[What is being asked]
Work through the data line by line, gathering every line that has the word "below".

+++ Dataset extract +++

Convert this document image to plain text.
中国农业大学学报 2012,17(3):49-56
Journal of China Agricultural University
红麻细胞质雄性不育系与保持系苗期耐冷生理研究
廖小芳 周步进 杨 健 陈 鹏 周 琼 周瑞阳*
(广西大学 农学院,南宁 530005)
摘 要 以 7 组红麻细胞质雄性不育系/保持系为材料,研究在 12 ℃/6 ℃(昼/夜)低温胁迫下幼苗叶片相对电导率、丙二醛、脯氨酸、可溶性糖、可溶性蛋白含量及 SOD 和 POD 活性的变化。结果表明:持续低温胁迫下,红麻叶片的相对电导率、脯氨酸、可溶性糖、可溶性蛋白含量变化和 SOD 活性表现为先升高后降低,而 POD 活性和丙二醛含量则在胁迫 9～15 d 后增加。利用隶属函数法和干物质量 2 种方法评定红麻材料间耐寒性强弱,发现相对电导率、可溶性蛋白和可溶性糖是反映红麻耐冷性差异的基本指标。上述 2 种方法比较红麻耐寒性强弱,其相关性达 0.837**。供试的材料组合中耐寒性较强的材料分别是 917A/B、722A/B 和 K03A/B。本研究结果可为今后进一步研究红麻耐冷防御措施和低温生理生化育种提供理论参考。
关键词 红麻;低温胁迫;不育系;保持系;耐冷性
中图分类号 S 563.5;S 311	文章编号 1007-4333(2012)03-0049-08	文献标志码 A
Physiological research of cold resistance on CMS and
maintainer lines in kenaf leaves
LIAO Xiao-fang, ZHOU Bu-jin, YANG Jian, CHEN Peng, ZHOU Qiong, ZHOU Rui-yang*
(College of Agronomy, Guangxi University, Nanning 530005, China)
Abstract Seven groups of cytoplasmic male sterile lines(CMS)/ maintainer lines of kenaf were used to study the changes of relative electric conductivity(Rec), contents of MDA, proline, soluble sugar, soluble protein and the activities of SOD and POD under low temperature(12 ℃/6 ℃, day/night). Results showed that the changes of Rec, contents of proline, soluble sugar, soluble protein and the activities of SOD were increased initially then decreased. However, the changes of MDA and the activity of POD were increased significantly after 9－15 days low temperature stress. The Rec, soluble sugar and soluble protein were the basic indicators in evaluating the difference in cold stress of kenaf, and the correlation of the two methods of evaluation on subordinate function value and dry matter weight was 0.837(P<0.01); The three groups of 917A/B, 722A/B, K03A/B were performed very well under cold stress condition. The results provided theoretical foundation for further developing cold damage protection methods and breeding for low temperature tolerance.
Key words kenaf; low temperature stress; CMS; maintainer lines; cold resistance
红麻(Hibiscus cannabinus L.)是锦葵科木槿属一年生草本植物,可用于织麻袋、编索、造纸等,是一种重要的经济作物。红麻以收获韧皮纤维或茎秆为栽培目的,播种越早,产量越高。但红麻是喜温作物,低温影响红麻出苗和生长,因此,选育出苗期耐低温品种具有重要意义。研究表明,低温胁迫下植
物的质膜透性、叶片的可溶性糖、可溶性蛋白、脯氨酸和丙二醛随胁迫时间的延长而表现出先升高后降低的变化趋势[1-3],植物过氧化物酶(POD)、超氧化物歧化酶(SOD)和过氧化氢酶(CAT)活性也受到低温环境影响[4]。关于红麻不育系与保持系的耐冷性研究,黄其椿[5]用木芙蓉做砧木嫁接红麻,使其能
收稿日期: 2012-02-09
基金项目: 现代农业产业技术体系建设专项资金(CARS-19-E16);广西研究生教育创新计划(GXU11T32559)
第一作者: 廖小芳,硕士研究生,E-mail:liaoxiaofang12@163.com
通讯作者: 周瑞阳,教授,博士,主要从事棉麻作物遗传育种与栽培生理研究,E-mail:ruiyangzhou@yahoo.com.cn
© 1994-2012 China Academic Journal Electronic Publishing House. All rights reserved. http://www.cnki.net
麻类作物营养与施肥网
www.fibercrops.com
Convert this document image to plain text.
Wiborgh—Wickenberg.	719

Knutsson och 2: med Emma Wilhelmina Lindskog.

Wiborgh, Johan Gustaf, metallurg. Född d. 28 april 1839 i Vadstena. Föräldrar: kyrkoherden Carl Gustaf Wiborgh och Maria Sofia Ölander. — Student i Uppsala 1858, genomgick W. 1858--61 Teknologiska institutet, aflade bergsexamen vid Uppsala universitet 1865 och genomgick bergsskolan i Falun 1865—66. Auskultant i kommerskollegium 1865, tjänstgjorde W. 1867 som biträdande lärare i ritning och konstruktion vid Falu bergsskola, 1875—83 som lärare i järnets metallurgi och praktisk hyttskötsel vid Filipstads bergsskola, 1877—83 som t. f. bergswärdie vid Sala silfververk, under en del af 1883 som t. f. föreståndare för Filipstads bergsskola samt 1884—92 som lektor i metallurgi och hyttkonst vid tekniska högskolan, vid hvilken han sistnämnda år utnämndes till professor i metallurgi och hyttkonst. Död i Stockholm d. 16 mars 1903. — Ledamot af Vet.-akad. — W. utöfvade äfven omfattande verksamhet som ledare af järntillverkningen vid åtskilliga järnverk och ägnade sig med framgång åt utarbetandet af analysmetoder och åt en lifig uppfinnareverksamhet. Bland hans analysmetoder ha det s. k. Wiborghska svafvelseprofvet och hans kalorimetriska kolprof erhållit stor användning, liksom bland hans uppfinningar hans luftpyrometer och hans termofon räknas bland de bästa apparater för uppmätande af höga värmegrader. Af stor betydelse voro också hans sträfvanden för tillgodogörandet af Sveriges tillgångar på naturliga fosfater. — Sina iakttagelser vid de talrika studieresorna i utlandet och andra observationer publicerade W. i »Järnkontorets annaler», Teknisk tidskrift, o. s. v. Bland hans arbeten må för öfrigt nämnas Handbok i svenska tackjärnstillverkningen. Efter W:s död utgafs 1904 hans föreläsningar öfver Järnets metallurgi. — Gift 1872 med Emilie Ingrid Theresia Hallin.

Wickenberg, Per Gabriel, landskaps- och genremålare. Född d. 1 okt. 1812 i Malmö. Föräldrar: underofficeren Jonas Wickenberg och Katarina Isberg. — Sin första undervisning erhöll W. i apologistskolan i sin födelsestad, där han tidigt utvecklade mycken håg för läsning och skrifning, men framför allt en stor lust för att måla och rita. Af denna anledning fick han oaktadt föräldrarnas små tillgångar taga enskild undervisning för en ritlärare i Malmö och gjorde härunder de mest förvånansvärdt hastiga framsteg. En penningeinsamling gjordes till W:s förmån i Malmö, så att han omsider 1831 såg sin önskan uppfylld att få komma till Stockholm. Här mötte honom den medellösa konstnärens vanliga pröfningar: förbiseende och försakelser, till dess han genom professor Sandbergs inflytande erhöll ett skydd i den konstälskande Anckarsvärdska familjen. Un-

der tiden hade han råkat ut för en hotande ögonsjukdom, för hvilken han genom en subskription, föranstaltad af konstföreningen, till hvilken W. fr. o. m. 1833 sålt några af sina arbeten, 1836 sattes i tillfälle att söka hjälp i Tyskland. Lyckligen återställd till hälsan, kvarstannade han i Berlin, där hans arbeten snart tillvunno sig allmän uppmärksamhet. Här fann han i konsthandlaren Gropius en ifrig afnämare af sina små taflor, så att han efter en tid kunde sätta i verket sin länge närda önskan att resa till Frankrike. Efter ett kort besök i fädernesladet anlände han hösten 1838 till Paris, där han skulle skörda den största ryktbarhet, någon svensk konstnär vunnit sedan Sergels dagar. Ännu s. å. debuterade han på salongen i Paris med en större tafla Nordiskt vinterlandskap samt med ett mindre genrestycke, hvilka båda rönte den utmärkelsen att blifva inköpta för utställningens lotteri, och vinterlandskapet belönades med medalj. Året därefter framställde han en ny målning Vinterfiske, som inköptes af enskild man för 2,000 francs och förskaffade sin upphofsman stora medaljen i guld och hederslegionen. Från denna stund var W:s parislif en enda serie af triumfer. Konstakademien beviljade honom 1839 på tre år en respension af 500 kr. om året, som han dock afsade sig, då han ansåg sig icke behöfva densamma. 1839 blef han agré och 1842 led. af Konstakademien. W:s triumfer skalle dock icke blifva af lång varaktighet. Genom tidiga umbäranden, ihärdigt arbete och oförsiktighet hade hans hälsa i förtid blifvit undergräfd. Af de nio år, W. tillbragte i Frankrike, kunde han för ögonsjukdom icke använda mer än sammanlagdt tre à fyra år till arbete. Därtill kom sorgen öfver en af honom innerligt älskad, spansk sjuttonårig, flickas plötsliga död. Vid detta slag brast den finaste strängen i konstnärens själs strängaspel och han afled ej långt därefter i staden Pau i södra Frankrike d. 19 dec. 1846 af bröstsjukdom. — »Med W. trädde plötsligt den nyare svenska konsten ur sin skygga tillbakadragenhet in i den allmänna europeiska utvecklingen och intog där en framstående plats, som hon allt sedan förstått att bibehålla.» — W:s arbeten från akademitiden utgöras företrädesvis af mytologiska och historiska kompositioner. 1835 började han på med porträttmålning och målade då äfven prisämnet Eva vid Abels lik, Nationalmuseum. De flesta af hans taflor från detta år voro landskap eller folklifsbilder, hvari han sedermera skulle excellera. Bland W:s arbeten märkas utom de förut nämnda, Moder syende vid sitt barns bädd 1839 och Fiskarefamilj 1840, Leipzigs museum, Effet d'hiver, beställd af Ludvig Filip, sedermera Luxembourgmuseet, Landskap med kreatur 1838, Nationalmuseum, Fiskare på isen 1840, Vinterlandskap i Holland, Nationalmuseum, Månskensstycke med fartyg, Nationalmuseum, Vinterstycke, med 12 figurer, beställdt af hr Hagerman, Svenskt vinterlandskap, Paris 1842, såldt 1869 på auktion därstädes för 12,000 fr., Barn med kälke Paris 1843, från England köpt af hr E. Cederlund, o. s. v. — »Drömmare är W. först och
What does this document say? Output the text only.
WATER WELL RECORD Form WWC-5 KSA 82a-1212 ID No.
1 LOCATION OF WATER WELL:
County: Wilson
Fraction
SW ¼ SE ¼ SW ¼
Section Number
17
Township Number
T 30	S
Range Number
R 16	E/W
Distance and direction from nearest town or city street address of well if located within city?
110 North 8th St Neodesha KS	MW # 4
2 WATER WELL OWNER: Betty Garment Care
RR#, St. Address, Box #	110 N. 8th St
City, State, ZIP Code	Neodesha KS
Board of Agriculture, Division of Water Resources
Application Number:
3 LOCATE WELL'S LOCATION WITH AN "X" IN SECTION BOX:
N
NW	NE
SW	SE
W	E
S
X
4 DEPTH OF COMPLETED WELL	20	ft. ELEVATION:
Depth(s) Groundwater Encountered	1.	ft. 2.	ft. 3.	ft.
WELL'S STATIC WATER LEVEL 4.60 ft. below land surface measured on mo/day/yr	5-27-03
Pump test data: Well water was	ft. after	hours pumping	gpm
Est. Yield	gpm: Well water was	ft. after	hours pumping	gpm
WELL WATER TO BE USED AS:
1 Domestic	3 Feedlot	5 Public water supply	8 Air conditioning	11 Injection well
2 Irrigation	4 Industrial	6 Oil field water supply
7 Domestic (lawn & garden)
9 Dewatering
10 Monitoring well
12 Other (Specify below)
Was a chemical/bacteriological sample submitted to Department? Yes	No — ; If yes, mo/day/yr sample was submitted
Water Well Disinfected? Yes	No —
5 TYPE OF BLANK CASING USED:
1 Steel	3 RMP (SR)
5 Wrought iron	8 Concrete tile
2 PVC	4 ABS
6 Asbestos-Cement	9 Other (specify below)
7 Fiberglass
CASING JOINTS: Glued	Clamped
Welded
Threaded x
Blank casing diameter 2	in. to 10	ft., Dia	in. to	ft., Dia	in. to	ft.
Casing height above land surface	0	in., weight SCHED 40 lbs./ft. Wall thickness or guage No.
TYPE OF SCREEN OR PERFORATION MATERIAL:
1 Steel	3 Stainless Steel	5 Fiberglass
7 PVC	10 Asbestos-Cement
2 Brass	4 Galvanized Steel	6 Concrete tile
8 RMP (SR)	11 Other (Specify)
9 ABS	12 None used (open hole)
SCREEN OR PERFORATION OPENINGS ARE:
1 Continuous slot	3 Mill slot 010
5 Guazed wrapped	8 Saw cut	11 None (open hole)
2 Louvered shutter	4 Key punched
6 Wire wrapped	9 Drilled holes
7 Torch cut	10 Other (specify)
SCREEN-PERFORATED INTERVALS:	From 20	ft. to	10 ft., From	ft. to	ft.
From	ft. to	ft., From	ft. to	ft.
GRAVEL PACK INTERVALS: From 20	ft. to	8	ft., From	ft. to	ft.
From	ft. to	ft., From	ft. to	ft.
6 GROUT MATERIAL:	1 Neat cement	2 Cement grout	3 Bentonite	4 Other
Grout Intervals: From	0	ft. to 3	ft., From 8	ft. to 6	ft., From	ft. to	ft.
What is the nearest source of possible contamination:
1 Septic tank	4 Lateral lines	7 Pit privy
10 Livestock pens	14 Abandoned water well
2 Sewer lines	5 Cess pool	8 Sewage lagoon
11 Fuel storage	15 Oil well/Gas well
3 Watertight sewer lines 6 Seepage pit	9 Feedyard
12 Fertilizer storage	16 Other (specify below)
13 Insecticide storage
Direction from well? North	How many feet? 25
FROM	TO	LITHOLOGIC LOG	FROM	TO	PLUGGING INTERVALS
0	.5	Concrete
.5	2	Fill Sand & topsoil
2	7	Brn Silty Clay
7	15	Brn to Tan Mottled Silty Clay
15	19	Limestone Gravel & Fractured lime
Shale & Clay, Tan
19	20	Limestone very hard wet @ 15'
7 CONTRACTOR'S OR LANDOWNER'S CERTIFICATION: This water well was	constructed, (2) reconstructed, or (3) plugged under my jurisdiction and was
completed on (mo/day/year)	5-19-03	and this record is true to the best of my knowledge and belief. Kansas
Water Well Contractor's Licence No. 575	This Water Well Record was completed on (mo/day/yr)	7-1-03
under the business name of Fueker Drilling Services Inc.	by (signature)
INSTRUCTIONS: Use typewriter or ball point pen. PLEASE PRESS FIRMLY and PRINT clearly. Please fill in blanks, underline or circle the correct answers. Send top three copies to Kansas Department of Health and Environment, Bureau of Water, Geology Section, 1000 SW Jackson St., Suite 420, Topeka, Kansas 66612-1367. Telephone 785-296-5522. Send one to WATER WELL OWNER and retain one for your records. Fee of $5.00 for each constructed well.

+++

[Response for this exercise]
WELL'S STATIC WATER LEVEL 4.60 ft. below land surface measured on mo/day/yr	5-27-03
12 Other (Specify below)
6 Asbestos-Cement	9 Other (specify below)
12 Fertilizer storage	16 Other (specify below)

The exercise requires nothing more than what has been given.